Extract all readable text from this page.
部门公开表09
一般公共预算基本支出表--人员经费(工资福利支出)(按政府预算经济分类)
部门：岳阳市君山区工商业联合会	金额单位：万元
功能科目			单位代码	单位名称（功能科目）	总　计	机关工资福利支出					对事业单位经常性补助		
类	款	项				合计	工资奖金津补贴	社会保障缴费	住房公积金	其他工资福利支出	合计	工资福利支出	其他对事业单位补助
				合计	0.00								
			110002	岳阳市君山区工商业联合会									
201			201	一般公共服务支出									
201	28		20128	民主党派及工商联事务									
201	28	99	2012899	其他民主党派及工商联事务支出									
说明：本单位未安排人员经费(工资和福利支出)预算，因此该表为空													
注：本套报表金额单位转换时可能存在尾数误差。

- **What is required**
Using the material above, print every entry exactly as written.

- **Task output**
Extract all readable text from this page.
部门公开表09
一般公共预算基本支出表--人员经费(工资福利支出)(按政府预算经济分类)
部门：岳阳市君山区工商业联合会	金额单位：万元
功能科目			单位代码	单位名称（功能科目）	总　计	机关工资福利支出					对事业单位经常性补助		
类	款	项				合计	工资奖金津补贴	社会保障缴费	住房公积金	其他工资福利支出	合计	工资福利支出	其他对事业单位补助
				合计	0.00								
			110002	岳阳市君山区工商业联合会									
201			201	一般公共服务支出									
201	28		20128	民主党派及工商联事务									
201	28	99	2012899	其他民主党派及工商联事务支出									
说明：本单位未安排人员经费(工资和福利支出)预算，因此该表为空													
注：本套报表金额单位转换时可能存在尾数误差。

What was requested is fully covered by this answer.